*** Material for this task ***

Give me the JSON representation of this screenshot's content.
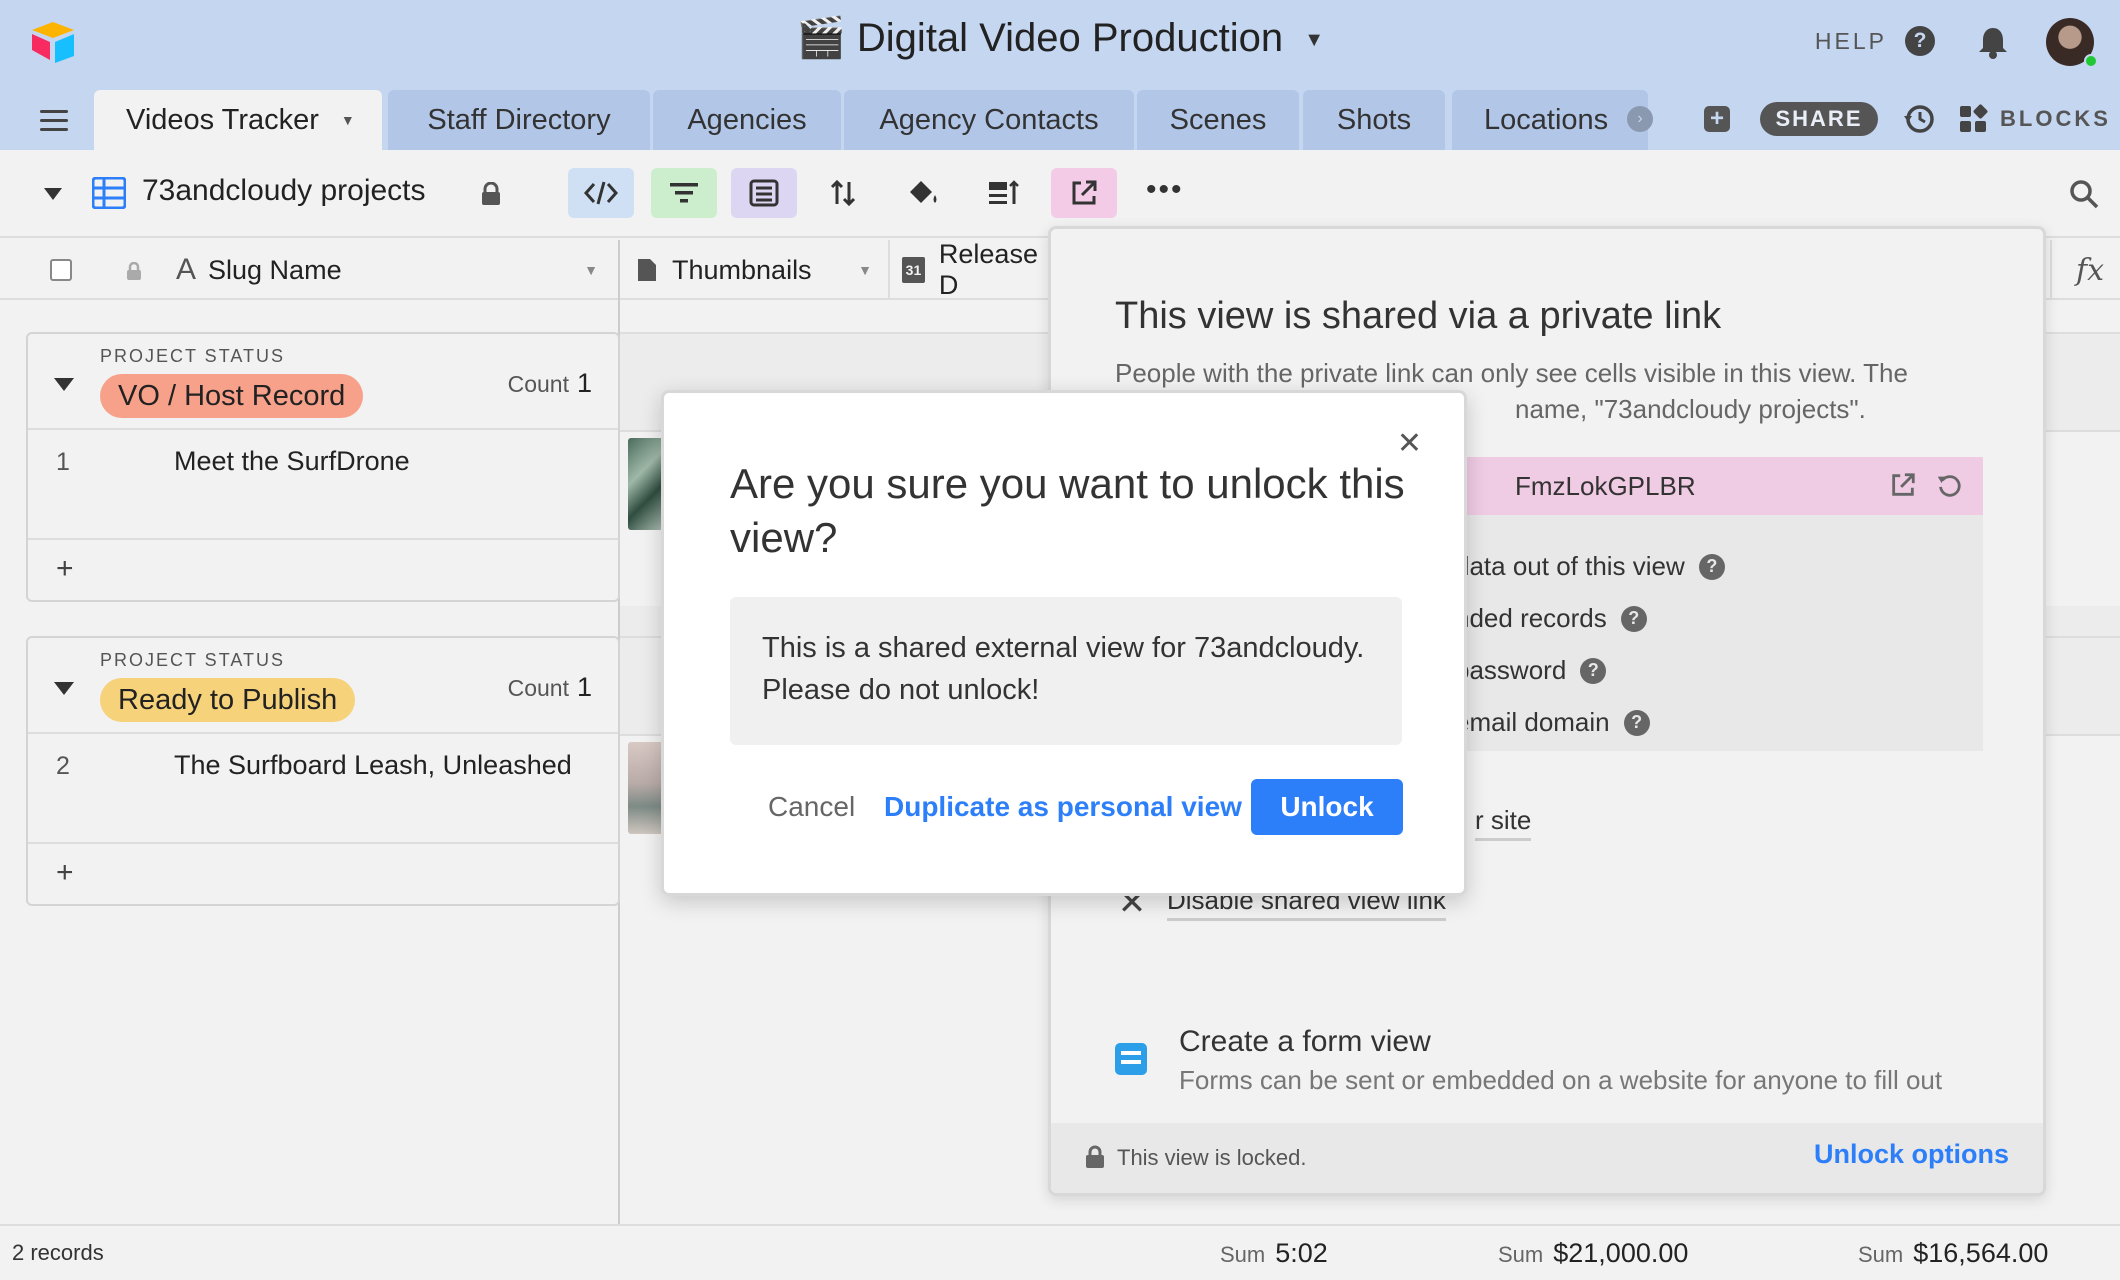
{
  "topbar": {
    "base_title": "Digital Video Production",
    "base_emoji": "🎬",
    "help_label": "HELP",
    "share_label": "SHARE",
    "blocks_label": "BLOCKS"
  },
  "tabs": [
    {
      "label": "Videos Tracker"
    },
    {
      "label": "Staff Directory"
    },
    {
      "label": "Agencies"
    },
    {
      "label": "Agency Contacts"
    },
    {
      "label": "Scenes"
    },
    {
      "label": "Shots"
    },
    {
      "label": "Locations"
    }
  ],
  "viewbar": {
    "view_name": "73andcloudy projects"
  },
  "columns": {
    "slug": "Slug Name",
    "thumbnails": "Thumbnails",
    "release": "Release D",
    "calendar_day": "31"
  },
  "groups": [
    {
      "label": "PROJECT STATUS",
      "status": "VO / Host Record",
      "status_color": "#f7a18a",
      "count_label": "Count",
      "count": "1",
      "rows": [
        {
          "num": "1",
          "name": "Meet the SurfDrone"
        }
      ]
    },
    {
      "label": "PROJECT STATUS",
      "status": "Ready to Publish",
      "status_color": "#f6d27a",
      "count_label": "Count",
      "count": "1",
      "rows": [
        {
          "num": "2",
          "name": "The Surfboard Leash, Unleashed"
        }
      ]
    }
  ],
  "footer": {
    "records": "2 records",
    "sum_label": "Sum",
    "sum1": "5:02",
    "sum2": "$21,000.00",
    "sum3": "$16,564.00"
  },
  "share_panel": {
    "title": "This view is shared via a private link",
    "desc_line1": "People with the private link can only see cells visible in this view. The",
    "desc_line2": "name, \"73andcloudy projects\".",
    "link_text": "FmzLokGPLBR",
    "options": [
      "data out of this view",
      "nded records",
      "password",
      "email domain"
    ],
    "site_text": "r site",
    "disable_text": "Disable shared view link",
    "form_title": "Create a form view",
    "form_desc": "Forms can be sent or embedded on a website for anyone to fill out",
    "locked_text": "This view is locked.",
    "unlock_options": "Unlock options"
  },
  "modal": {
    "title": "Are you sure you want to unlock this view?",
    "message": "This is a shared external view for 73andcloudy. Please do not unlock!",
    "cancel": "Cancel",
    "duplicate": "Duplicate as personal view",
    "unlock": "Unlock"
  },
  "colors": {
    "accent": "#2d7ff9",
    "topbar": "#c5d6f1"
  }
}
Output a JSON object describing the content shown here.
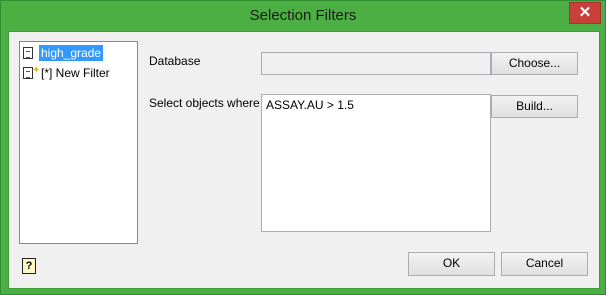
{
  "window": {
    "title": "Selection Filters",
    "close_glyph": "✕"
  },
  "filter_list": {
    "items": [
      {
        "label": "high_grade",
        "icon": "document-icon",
        "selected": true
      },
      {
        "label": "[*] New Filter",
        "icon": "new-document-icon",
        "selected": false
      }
    ]
  },
  "database": {
    "label": "Database",
    "value": "",
    "choose_label": "Choose..."
  },
  "select": {
    "label": "Select objects where",
    "expression": "ASSAY.AU > 1.5",
    "build_label": "Build..."
  },
  "footer": {
    "ok_label": "OK",
    "cancel_label": "Cancel",
    "help_glyph": "?"
  }
}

*** End of Material for this task ***

Which of the lines above carry the string "icon"? Copy every one.

        "icon": "document-icon",
        "icon": "new-document-icon",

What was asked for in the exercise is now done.